▸ SUPPLIED ENTRIES
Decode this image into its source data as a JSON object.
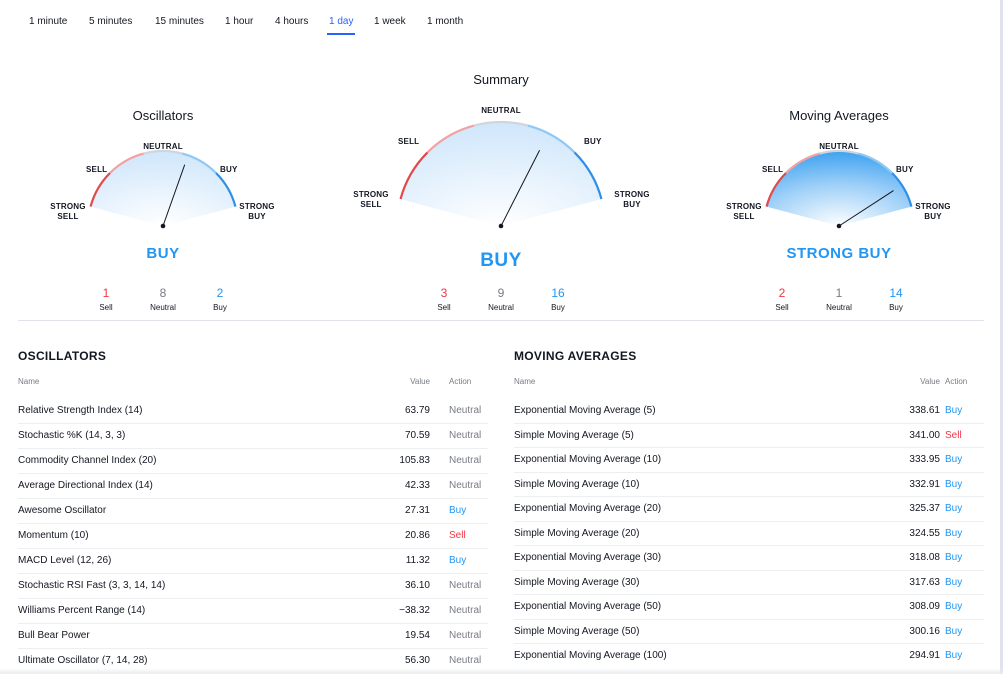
{
  "tabs": [
    {
      "label": "1 minute"
    },
    {
      "label": "5 minutes"
    },
    {
      "label": "15 minutes"
    },
    {
      "label": "1 hour"
    },
    {
      "label": "4 hours"
    },
    {
      "label": "1 day",
      "active": true
    },
    {
      "label": "1 week"
    },
    {
      "label": "1 month"
    }
  ],
  "gauge_labels": {
    "strong_sell": "STRONG SELL",
    "sell": "SELL",
    "neutral": "NEUTRAL",
    "buy": "BUY",
    "strong_buy": "STRONG BUY"
  },
  "count_labels": {
    "sell": "Sell",
    "neutral": "Neutral",
    "buy": "Buy"
  },
  "gauges": {
    "oscillators": {
      "title": "Oscillators",
      "verdict": "BUY",
      "sell": "1",
      "neutral": "8",
      "buy": "2",
      "needle_value": 0.63
    },
    "summary": {
      "title": "Summary",
      "verdict": "BUY",
      "sell": "3",
      "neutral": "9",
      "buy": "16",
      "needle_value": 0.68
    },
    "moving_averages": {
      "title": "Moving Averages",
      "verdict": "STRONG BUY",
      "sell": "2",
      "neutral": "1",
      "buy": "14",
      "needle_value": 0.88
    }
  },
  "colors": {
    "sell": "#f23645",
    "neutral": "#787b86",
    "buy": "#2196f3",
    "active_tab": "#2962ff"
  },
  "oscillators_table": {
    "title": "OSCILLATORS",
    "headers": {
      "name": "Name",
      "value": "Value",
      "action": "Action"
    },
    "rows": [
      {
        "name": "Relative Strength Index (14)",
        "value": "63.79",
        "action": "Neutral"
      },
      {
        "name": "Stochastic %K (14, 3, 3)",
        "value": "70.59",
        "action": "Neutral"
      },
      {
        "name": "Commodity Channel Index (20)",
        "value": "105.83",
        "action": "Neutral"
      },
      {
        "name": "Average Directional Index (14)",
        "value": "42.33",
        "action": "Neutral"
      },
      {
        "name": "Awesome Oscillator",
        "value": "27.31",
        "action": "Buy"
      },
      {
        "name": "Momentum (10)",
        "value": "20.86",
        "action": "Sell"
      },
      {
        "name": "MACD Level (12, 26)",
        "value": "11.32",
        "action": "Buy"
      },
      {
        "name": "Stochastic RSI Fast (3, 3, 14, 14)",
        "value": "36.10",
        "action": "Neutral"
      },
      {
        "name": "Williams Percent Range (14)",
        "value": "−38.32",
        "action": "Neutral"
      },
      {
        "name": "Bull Bear Power",
        "value": "19.54",
        "action": "Neutral"
      },
      {
        "name": "Ultimate Oscillator (7, 14, 28)",
        "value": "56.30",
        "action": "Neutral"
      }
    ]
  },
  "moving_averages_table": {
    "title": "MOVING AVERAGES",
    "headers": {
      "name": "Name",
      "value": "Value",
      "action": "Action"
    },
    "rows": [
      {
        "name": "Exponential Moving Average (5)",
        "value": "338.61",
        "action": "Buy"
      },
      {
        "name": "Simple Moving Average (5)",
        "value": "341.00",
        "action": "Sell"
      },
      {
        "name": "Exponential Moving Average (10)",
        "value": "333.95",
        "action": "Buy"
      },
      {
        "name": "Simple Moving Average (10)",
        "value": "332.91",
        "action": "Buy"
      },
      {
        "name": "Exponential Moving Average (20)",
        "value": "325.37",
        "action": "Buy"
      },
      {
        "name": "Simple Moving Average (20)",
        "value": "324.55",
        "action": "Buy"
      },
      {
        "name": "Exponential Moving Average (30)",
        "value": "318.08",
        "action": "Buy"
      },
      {
        "name": "Simple Moving Average (30)",
        "value": "317.63",
        "action": "Buy"
      },
      {
        "name": "Exponential Moving Average (50)",
        "value": "308.09",
        "action": "Buy"
      },
      {
        "name": "Simple Moving Average (50)",
        "value": "300.16",
        "action": "Buy"
      },
      {
        "name": "Exponential Moving Average (100)",
        "value": "294.91",
        "action": "Buy"
      }
    ]
  }
}
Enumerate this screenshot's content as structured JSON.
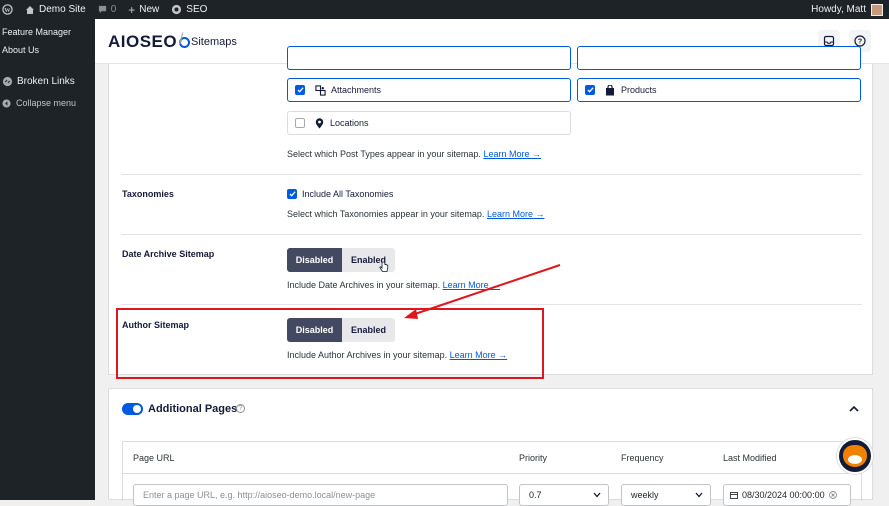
{
  "admin_bar": {
    "site_name": "Demo Site",
    "comments_count": "0",
    "new_label": "New",
    "seo_label": "SEO",
    "greeting": "Howdy, Matt"
  },
  "sidebar": {
    "links": [
      "Feature Manager",
      "About Us"
    ],
    "broken_links_label": "Broken Links",
    "collapse_label": "Collapse menu"
  },
  "header": {
    "logo_text": "AIOSEO",
    "separator": "/",
    "page_title": "Sitemaps"
  },
  "post_types": [
    {
      "label": "Attachments",
      "checked": true,
      "icon": "attachments-icon"
    },
    {
      "label": "Products",
      "checked": true,
      "icon": "products-icon"
    },
    {
      "label": "Locations",
      "checked": false,
      "icon": "location-pin-icon"
    }
  ],
  "post_types_desc": "Select which Post Types appear in your sitemap.",
  "learn_more": "Learn More →",
  "taxonomies": {
    "label": "Taxonomies",
    "checkbox_label": "Include All Taxonomies",
    "checked": true,
    "desc": "Select which Taxonomies appear in your sitemap."
  },
  "date_archive": {
    "label": "Date Archive Sitemap",
    "disabled_label": "Disabled",
    "enabled_label": "Enabled",
    "selected": "Disabled",
    "desc": "Include Date Archives in your sitemap."
  },
  "author_sitemap": {
    "label": "Author Sitemap",
    "disabled_label": "Disabled",
    "enabled_label": "Enabled",
    "selected": "Disabled",
    "desc": "Include Author Archives in your sitemap."
  },
  "additional_pages": {
    "title": "Additional Pages",
    "enabled": true,
    "columns": [
      "Page URL",
      "Priority",
      "Frequency",
      "Last Modified"
    ],
    "url_placeholder": "Enter a page URL, e.g. http://aioseo-demo.local/new-page",
    "priority": "0.7",
    "frequency": "weekly",
    "last_modified": "08/30/2024 00:00:00"
  },
  "colors": {
    "accent": "#005ae0",
    "toggle_active": "#434960",
    "annotation": "#e0161f",
    "admin_bar": "#1d2327"
  }
}
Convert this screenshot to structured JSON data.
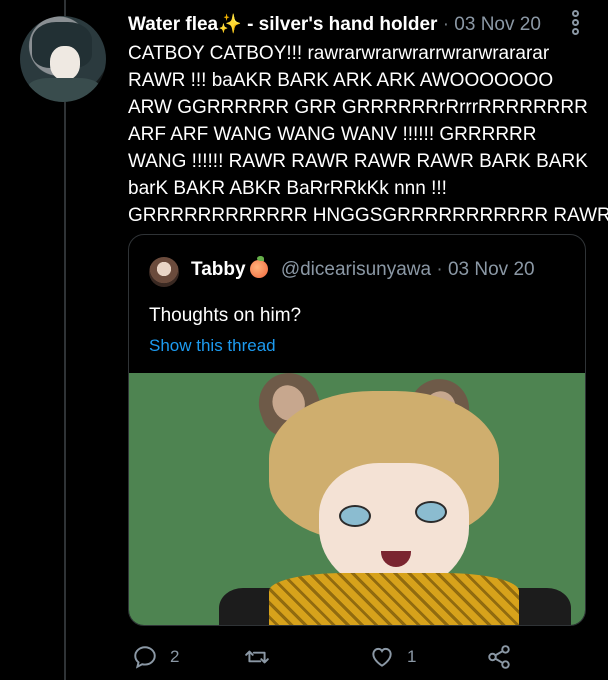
{
  "tweet": {
    "author_name": "Water flea",
    "name_emoji": "✨",
    "author_suffix": "- silver's hand holder",
    "separator": "·",
    "date": "03 Nov 20",
    "text_lines": [
      "CATBOY CATBOY!!! rawrarwrarwrarrwrarwrararar",
      "RAWR !!! baAKR BARK ARK ARK AWOOOOOOO",
      "ARW GGRRRRRR GRR GRRRRRRrRrrrRRRRRRRR",
      "ARF ARF WANG WANG WANV !!!!!! GRRRRRR",
      "WANG !!!!!! RAWR RAWR RAWR RAWR  BARK BARK",
      "barK BAKR ABKR BaRrRRkKk nnn !!!",
      "GRRRRRRRRRRRR HNGGSGRRRRRRRRRRR RAWR"
    ]
  },
  "quote": {
    "author_name": "Tabby",
    "name_emoji": "peach",
    "handle": "@dicearisunyawa",
    "separator": "·",
    "date": "03 Nov 20",
    "text": "Thoughts on him?",
    "show_thread": "Show this thread"
  },
  "actions": {
    "reply_count": "2",
    "retweet_count": "",
    "like_count": "1"
  },
  "colors": {
    "background": "#000000",
    "accent_link": "#1d9bf0",
    "muted": "#8b98a5",
    "image_bg": "#4e8451"
  },
  "icons": [
    "more-vertical-icon",
    "reply-icon",
    "retweet-icon",
    "like-icon",
    "share-icon"
  ]
}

▸ GOAL
Can you repeat every record above exactly, apart from the pictures?

▸ EXPECTED ANSWER
Decode this image into its source data as a JSON object.
{
  "tabs": [
    {
      "label": "1 minute"
    },
    {
      "label": "5 minutes"
    },
    {
      "label": "15 minutes"
    },
    {
      "label": "1 hour"
    },
    {
      "label": "4 hours"
    },
    {
      "label": "1 day",
      "active": true
    },
    {
      "label": "1 week"
    },
    {
      "label": "1 month"
    }
  ],
  "gauge_labels": {
    "strong_sell": "STRONG SELL",
    "sell": "SELL",
    "neutral": "NEUTRAL",
    "buy": "BUY",
    "strong_buy": "STRONG BUY"
  },
  "count_labels": {
    "sell": "Sell",
    "neutral": "Neutral",
    "buy": "Buy"
  },
  "gauges": {
    "oscillators": {
      "title": "Oscillators",
      "verdict": "BUY",
      "sell": "1",
      "neutral": "8",
      "buy": "2",
      "needle_value": 0.63
    },
    "summary": {
      "title": "Summary",
      "verdict": "BUY",
      "sell": "3",
      "neutral": "9",
      "buy": "16",
      "needle_value": 0.68
    },
    "moving_averages": {
      "title": "Moving Averages",
      "verdict": "STRONG BUY",
      "sell": "2",
      "neutral": "1",
      "buy": "14",
      "needle_value": 0.88
    }
  },
  "colors": {
    "sell": "#f23645",
    "neutral": "#787b86",
    "buy": "#2196f3",
    "active_tab": "#2962ff"
  },
  "oscillators_table": {
    "title": "OSCILLATORS",
    "headers": {
      "name": "Name",
      "value": "Value",
      "action": "Action"
    },
    "rows": [
      {
        "name": "Relative Strength Index (14)",
        "value": "63.79",
        "action": "Neutral"
      },
      {
        "name": "Stochastic %K (14, 3, 3)",
        "value": "70.59",
        "action": "Neutral"
      },
      {
        "name": "Commodity Channel Index (20)",
        "value": "105.83",
        "action": "Neutral"
      },
      {
        "name": "Average Directional Index (14)",
        "value": "42.33",
        "action": "Neutral"
      },
      {
        "name": "Awesome Oscillator",
        "value": "27.31",
        "action": "Buy"
      },
      {
        "name": "Momentum (10)",
        "value": "20.86",
        "action": "Sell"
      },
      {
        "name": "MACD Level (12, 26)",
        "value": "11.32",
        "action": "Buy"
      },
      {
        "name": "Stochastic RSI Fast (3, 3, 14, 14)",
        "value": "36.10",
        "action": "Neutral"
      },
      {
        "name": "Williams Percent Range (14)",
        "value": "−38.32",
        "action": "Neutral"
      },
      {
        "name": "Bull Bear Power",
        "value": "19.54",
        "action": "Neutral"
      },
      {
        "name": "Ultimate Oscillator (7, 14, 28)",
        "value": "56.30",
        "action": "Neutral"
      }
    ]
  },
  "moving_averages_table": {
    "title": "MOVING AVERAGES",
    "headers": {
      "name": "Name",
      "value": "Value",
      "action": "Action"
    },
    "rows": [
      {
        "name": "Exponential Moving Average (5)",
        "value": "338.61",
        "action": "Buy"
      },
      {
        "name": "Simple Moving Average (5)",
        "value": "341.00",
        "action": "Sell"
      },
      {
        "name": "Exponential Moving Average (10)",
        "value": "333.95",
        "action": "Buy"
      },
      {
        "name": "Simple Moving Average (10)",
        "value": "332.91",
        "action": "Buy"
      },
      {
        "name": "Exponential Moving Average (20)",
        "value": "325.37",
        "action": "Buy"
      },
      {
        "name": "Simple Moving Average (20)",
        "value": "324.55",
        "action": "Buy"
      },
      {
        "name": "Exponential Moving Average (30)",
        "value": "318.08",
        "action": "Buy"
      },
      {
        "name": "Simple Moving Average (30)",
        "value": "317.63",
        "action": "Buy"
      },
      {
        "name": "Exponential Moving Average (50)",
        "value": "308.09",
        "action": "Buy"
      },
      {
        "name": "Simple Moving Average (50)",
        "value": "300.16",
        "action": "Buy"
      },
      {
        "name": "Exponential Moving Average (100)",
        "value": "294.91",
        "action": "Buy"
      }
    ]
  }
}
Enumerate this screenshot's content as structured JSON.
{
  "admin_bar": {
    "site_name": "Demo Site",
    "comments_count": "0",
    "new_label": "New",
    "seo_label": "SEO",
    "greeting": "Howdy, Matt"
  },
  "sidebar": {
    "links": [
      "Feature Manager",
      "About Us"
    ],
    "broken_links_label": "Broken Links",
    "collapse_label": "Collapse menu"
  },
  "header": {
    "logo_text": "AIOSEO",
    "separator": "/",
    "page_title": "Sitemaps"
  },
  "post_types": [
    {
      "label": "Attachments",
      "checked": true,
      "icon": "attachments-icon"
    },
    {
      "label": "Products",
      "checked": true,
      "icon": "products-icon"
    },
    {
      "label": "Locations",
      "checked": false,
      "icon": "location-pin-icon"
    }
  ],
  "post_types_desc": "Select which Post Types appear in your sitemap.",
  "learn_more": "Learn More →",
  "taxonomies": {
    "label": "Taxonomies",
    "checkbox_label": "Include All Taxonomies",
    "checked": true,
    "desc": "Select which Taxonomies appear in your sitemap."
  },
  "date_archive": {
    "label": "Date Archive Sitemap",
    "disabled_label": "Disabled",
    "enabled_label": "Enabled",
    "selected": "Disabled",
    "desc": "Include Date Archives in your sitemap."
  },
  "author_sitemap": {
    "label": "Author Sitemap",
    "disabled_label": "Disabled",
    "enabled_label": "Enabled",
    "selected": "Disabled",
    "desc": "Include Author Archives in your sitemap."
  },
  "additional_pages": {
    "title": "Additional Pages",
    "enabled": true,
    "columns": [
      "Page URL",
      "Priority",
      "Frequency",
      "Last Modified"
    ],
    "url_placeholder": "Enter a page URL, e.g. http://aioseo-demo.local/new-page",
    "priority": "0.7",
    "frequency": "weekly",
    "last_modified": "08/30/2024 00:00:00"
  },
  "colors": {
    "accent": "#005ae0",
    "toggle_active": "#434960",
    "annotation": "#e0161f",
    "admin_bar": "#1d2327"
  }
}
Convert this screenshot to structured JSON data.
{
  "tweet": {
    "author_name": "Water flea",
    "name_emoji": "✨",
    "author_suffix": "- silver's hand holder",
    "separator": "·",
    "date": "03 Nov 20",
    "text_lines": [
      "CATBOY CATBOY!!! rawrarwrarwrarrwrarwrararar",
      "RAWR !!! baAKR BARK ARK ARK AWOOOOOOO",
      "ARW GGRRRRRR GRR GRRRRRRrRrrrRRRRRRRR",
      "ARF ARF WANG WANG WANV !!!!!! GRRRRRR",
      "WANG !!!!!! RAWR RAWR RAWR RAWR  BARK BARK",
      "barK BAKR ABKR BaRrRRkKk nnn !!!",
      "GRRRRRRRRRRRR HNGGSGRRRRRRRRRRR RAWR"
    ]
  },
  "quote": {
    "author_name": "Tabby",
    "name_emoji": "peach",
    "handle": "@dicearisunyawa",
    "separator": "·",
    "date": "03 Nov 20",
    "text": "Thoughts on him?",
    "show_thread": "Show this thread"
  },
  "actions": {
    "reply_count": "2",
    "retweet_count": "",
    "like_count": "1"
  },
  "colors": {
    "background": "#000000",
    "accent_link": "#1d9bf0",
    "muted": "#8b98a5",
    "image_bg": "#4e8451"
  },
  "icons": [
    "more-vertical-icon",
    "reply-icon",
    "retweet-icon",
    "like-icon",
    "share-icon"
  ]
}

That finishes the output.